[WHAT TO WORK ON]: Write the records below out again exactly as given, with no images.

[TASK DATA]:
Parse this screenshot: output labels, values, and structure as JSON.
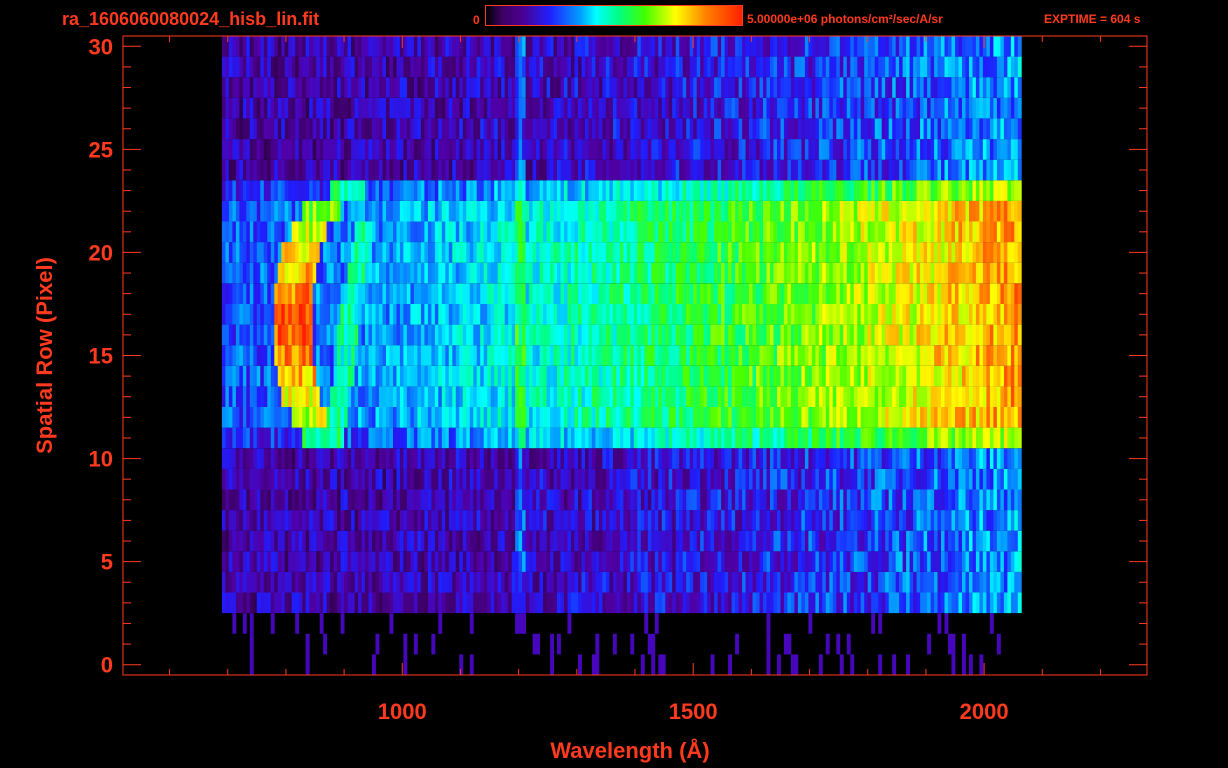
{
  "header": {
    "file_title": "ra_1606060080024_hisb_lin.fit",
    "colorbar_min": "0",
    "colorbar_max": "5.00000e+06 photons/cm²/sec/A/sr",
    "exptime": "EXPTIME = 604 s"
  },
  "colors": {
    "axis": "#ff3a1e",
    "background": "#000000"
  },
  "chart_data": {
    "type": "heatmap",
    "colormap": "rainbow (black-purple-blue-cyan-green-yellow-red)",
    "color_range": [
      0,
      5000000
    ],
    "color_units": "photons/cm²/sec/A/sr",
    "xlabel": "Wavelength (Å)",
    "ylabel": "Spatial Row (Pixel)",
    "xlim": [
      520,
      2280
    ],
    "ylim": [
      -0.5,
      30.5
    ],
    "x_ticks": [
      1000,
      1500,
      2000
    ],
    "y_ticks": [
      0,
      5,
      10,
      15,
      20,
      25,
      30
    ],
    "grid": false,
    "data_extent_x": [
      690,
      2060
    ],
    "data_extent_rows": [
      0,
      30
    ],
    "slit_rows": [
      11,
      23
    ],
    "features": [
      {
        "name": "bright crescent emission",
        "x_range": [
          790,
          890
        ],
        "rows": [
          11,
          22
        ],
        "level": 0.95
      },
      {
        "name": "emission band",
        "x": 1200,
        "rows": [
          10,
          23
        ],
        "level": 0.55
      },
      {
        "name": "continuum rising toward red",
        "x_range": [
          1500,
          2060
        ],
        "rows": [
          11,
          23
        ],
        "level": 0.9
      }
    ]
  }
}
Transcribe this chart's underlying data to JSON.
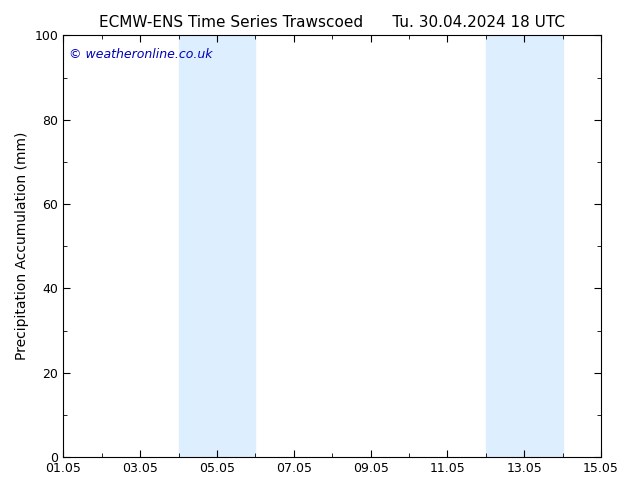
{
  "title": "ECMW-ENS Time Series Trawscoed      Tu. 30.04.2024 18 UTC",
  "ylabel": "Precipitation Accumulation (mm)",
  "ylim": [
    0,
    100
  ],
  "yticks": [
    0,
    20,
    40,
    60,
    80,
    100
  ],
  "xlim_start": 0,
  "xlim_end": 14,
  "xtick_labels": [
    "01.05",
    "03.05",
    "05.05",
    "07.05",
    "09.05",
    "11.05",
    "13.05",
    "15.05"
  ],
  "xtick_positions": [
    0,
    2,
    4,
    6,
    8,
    10,
    12,
    14
  ],
  "shade_bands": [
    {
      "xmin": 3.0,
      "xmax": 4.0
    },
    {
      "xmin": 4.0,
      "xmax": 5.0
    },
    {
      "xmin": 11.0,
      "xmax": 12.0
    },
    {
      "xmin": 12.0,
      "xmax": 13.0
    }
  ],
  "shade_color": "#ddeeff",
  "watermark": "© weatheronline.co.uk",
  "watermark_color": "#0000bb",
  "background_color": "#ffffff",
  "title_fontsize": 11,
  "axes_fontsize": 10,
  "tick_fontsize": 9,
  "watermark_fontsize": 9
}
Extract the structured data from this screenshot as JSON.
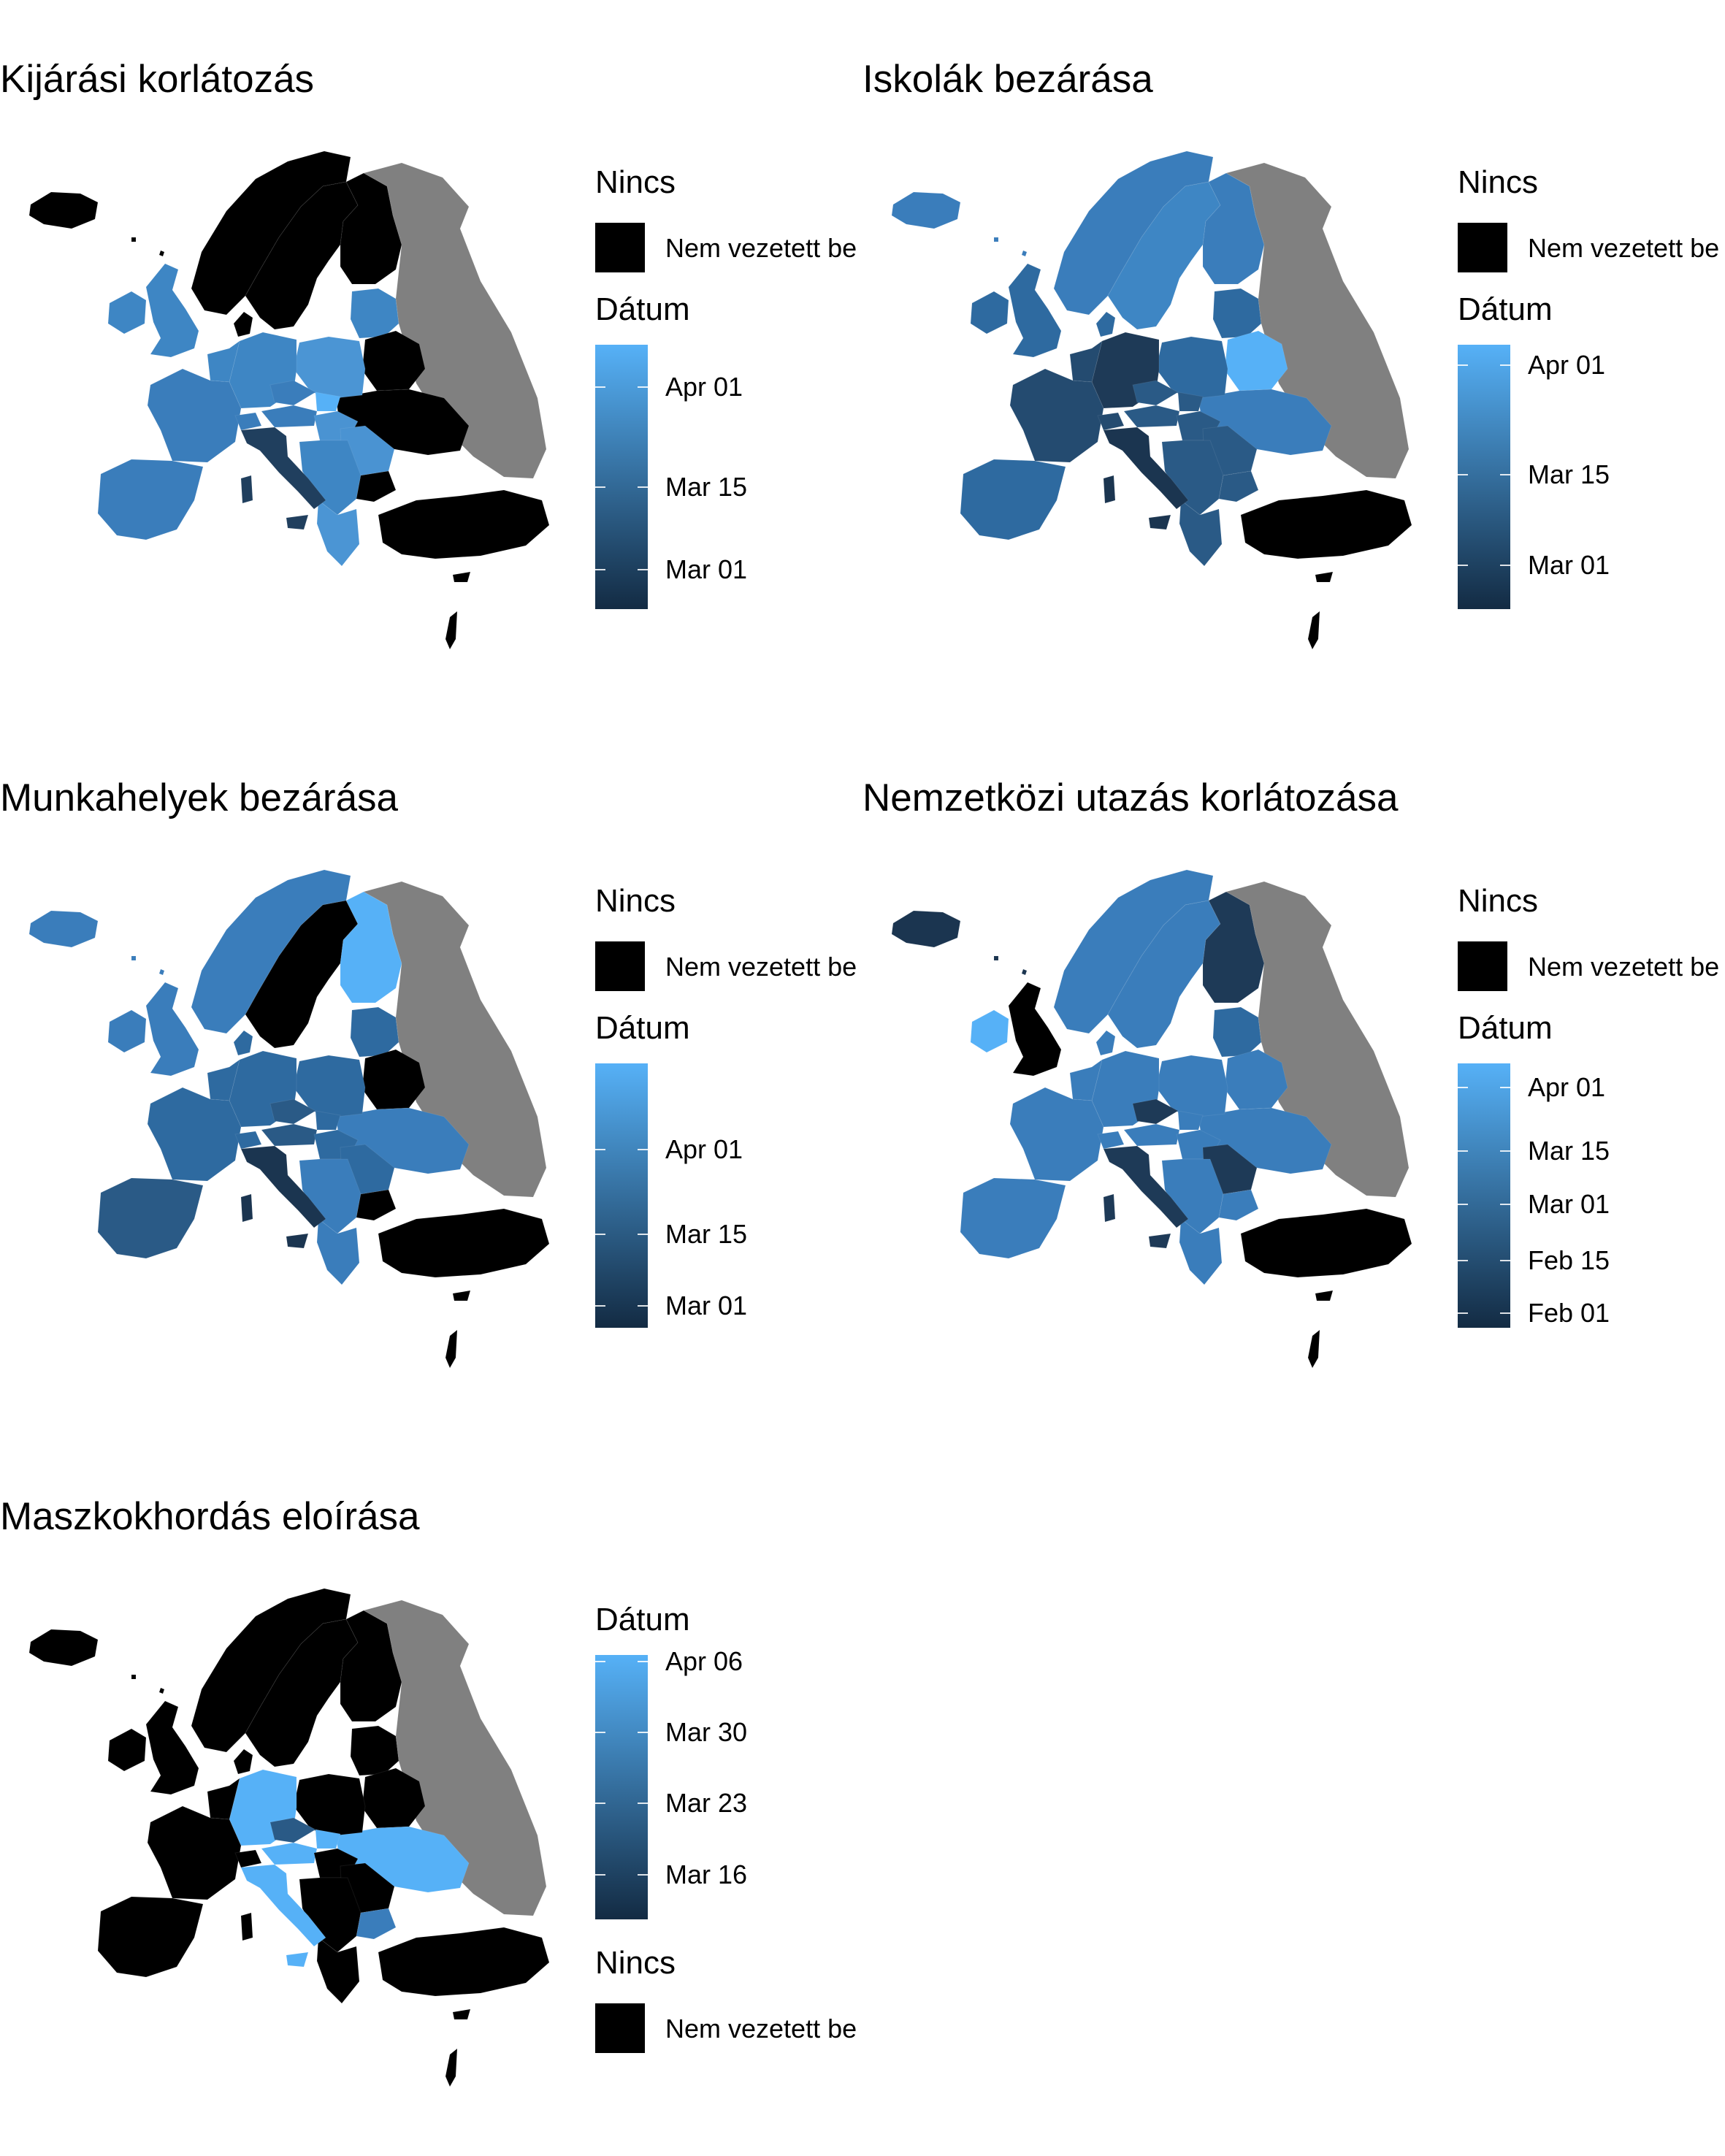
{
  "colors": {
    "scale_low": "#132B43",
    "scale_high": "#56B1F7",
    "not_introduced": "#000000",
    "no_data": "#808080"
  },
  "panels": [
    {
      "title": "Kijárási korlátozás",
      "nincs": {
        "title": "Nincs",
        "label": "Nem vezetett be"
      },
      "datum": {
        "title": "Dátum",
        "breaks": [
          "Apr 01",
          "Mar 15",
          "Mar 01"
        ]
      }
    },
    {
      "title": "Iskolák bezárása",
      "nincs": {
        "title": "Nincs",
        "label": "Nem vezetett be"
      },
      "datum": {
        "title": "Dátum",
        "breaks": [
          "Apr 01",
          "Mar 15",
          "Mar 01"
        ]
      }
    },
    {
      "title": "Munkahelyek bezárása",
      "nincs": {
        "title": "Nincs",
        "label": "Nem vezetett be"
      },
      "datum": {
        "title": "Dátum",
        "breaks": [
          "Apr 01",
          "Mar 15",
          "Mar 01"
        ]
      }
    },
    {
      "title": "Nemzetközi utazás korlátozása",
      "nincs": {
        "title": "Nincs",
        "label": "Nem vezetett be"
      },
      "datum": {
        "title": "Dátum",
        "breaks": [
          "Apr 01",
          "Mar 15",
          "Mar 01",
          "Feb 15",
          "Feb 01"
        ]
      }
    },
    {
      "title": "Maszkokhordás eloírása",
      "nincs": {
        "title": "Nincs",
        "label": "Nem vezetett be"
      },
      "datum": {
        "title": "Dátum",
        "breaks": [
          "Apr 06",
          "Mar 30",
          "Mar 23",
          "Mar 16"
        ]
      }
    }
  ]
}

[THE REPLY]:
Parse this screenshot: output labels, values, and structure as JSON.
{
  "header": {
    "file_title": "ra_1606060080024_hisb_lin.fit",
    "colorbar_min": "0",
    "colorbar_max": "5.00000e+06 photons/cm²/sec/A/sr",
    "exptime": "EXPTIME = 604 s"
  },
  "colors": {
    "axis": "#ff3a1e",
    "background": "#000000"
  },
  "chart_data": {
    "type": "heatmap",
    "colormap": "rainbow (black-purple-blue-cyan-green-yellow-red)",
    "color_range": [
      0,
      5000000
    ],
    "color_units": "photons/cm²/sec/A/sr",
    "xlabel": "Wavelength (Å)",
    "ylabel": "Spatial Row (Pixel)",
    "xlim": [
      520,
      2280
    ],
    "ylim": [
      -0.5,
      30.5
    ],
    "x_ticks": [
      1000,
      1500,
      2000
    ],
    "y_ticks": [
      0,
      5,
      10,
      15,
      20,
      25,
      30
    ],
    "grid": false,
    "data_extent_x": [
      690,
      2060
    ],
    "data_extent_rows": [
      0,
      30
    ],
    "slit_rows": [
      11,
      23
    ],
    "features": [
      {
        "name": "bright crescent emission",
        "x_range": [
          790,
          890
        ],
        "rows": [
          11,
          22
        ],
        "level": 0.95
      },
      {
        "name": "emission band",
        "x": 1200,
        "rows": [
          10,
          23
        ],
        "level": 0.55
      },
      {
        "name": "continuum rising toward red",
        "x_range": [
          1500,
          2060
        ],
        "rows": [
          11,
          23
        ],
        "level": 0.9
      }
    ]
  }
}
Transcribe this chart's underlying data to JSON.
{
  "title": "ECMW-ENS Time Series Trawscoed      Tu. 30.04.2024 18 UTC",
  "ylabel": "Precipitation Accumulation (mm)",
  "ylim": [
    0,
    100
  ],
  "yticks": [
    0,
    20,
    40,
    60,
    80,
    100
  ],
  "xlim_start": 0,
  "xlim_end": 14,
  "xtick_labels": [
    "01.05",
    "03.05",
    "05.05",
    "07.05",
    "09.05",
    "11.05",
    "13.05",
    "15.05"
  ],
  "xtick_positions": [
    0,
    2,
    4,
    6,
    8,
    10,
    12,
    14
  ],
  "shade_bands": [
    {
      "xmin": 3.0,
      "xmax": 4.0
    },
    {
      "xmin": 4.0,
      "xmax": 5.0
    },
    {
      "xmin": 11.0,
      "xmax": 12.0
    },
    {
      "xmin": 12.0,
      "xmax": 13.0
    }
  ],
  "shade_color": "#ddeeff",
  "watermark": "© weatheronline.co.uk",
  "watermark_color": "#0000bb",
  "background_color": "#ffffff",
  "title_fontsize": 11,
  "axes_fontsize": 10,
  "tick_fontsize": 9,
  "watermark_fontsize": 9
}
Extract the structured data from this screenshot as JSON.
{
  "colors": {
    "scale_low": "#132B43",
    "scale_high": "#56B1F7",
    "not_introduced": "#000000",
    "no_data": "#808080"
  },
  "panels": [
    {
      "title": "Kijárási korlátozás",
      "nincs": {
        "title": "Nincs",
        "label": "Nem vezetett be"
      },
      "datum": {
        "title": "Dátum",
        "breaks": [
          "Apr 01",
          "Mar 15",
          "Mar 01"
        ]
      }
    },
    {
      "title": "Iskolák bezárása",
      "nincs": {
        "title": "Nincs",
        "label": "Nem vezetett be"
      },
      "datum": {
        "title": "Dátum",
        "breaks": [
          "Apr 01",
          "Mar 15",
          "Mar 01"
        ]
      }
    },
    {
      "title": "Munkahelyek bezárása",
      "nincs": {
        "title": "Nincs",
        "label": "Nem vezetett be"
      },
      "datum": {
        "title": "Dátum",
        "breaks": [
          "Apr 01",
          "Mar 15",
          "Mar 01"
        ]
      }
    },
    {
      "title": "Nemzetközi utazás korlátozása",
      "nincs": {
        "title": "Nincs",
        "label": "Nem vezetett be"
      },
      "datum": {
        "title": "Dátum",
        "breaks": [
          "Apr 01",
          "Mar 15",
          "Mar 01",
          "Feb 15",
          "Feb 01"
        ]
      }
    },
    {
      "title": "Maszkokhordás eloírása",
      "nincs": {
        "title": "Nincs",
        "label": "Nem vezetett be"
      },
      "datum": {
        "title": "Dátum",
        "breaks": [
          "Apr 06",
          "Mar 30",
          "Mar 23",
          "Mar 16"
        ]
      }
    }
  ]
}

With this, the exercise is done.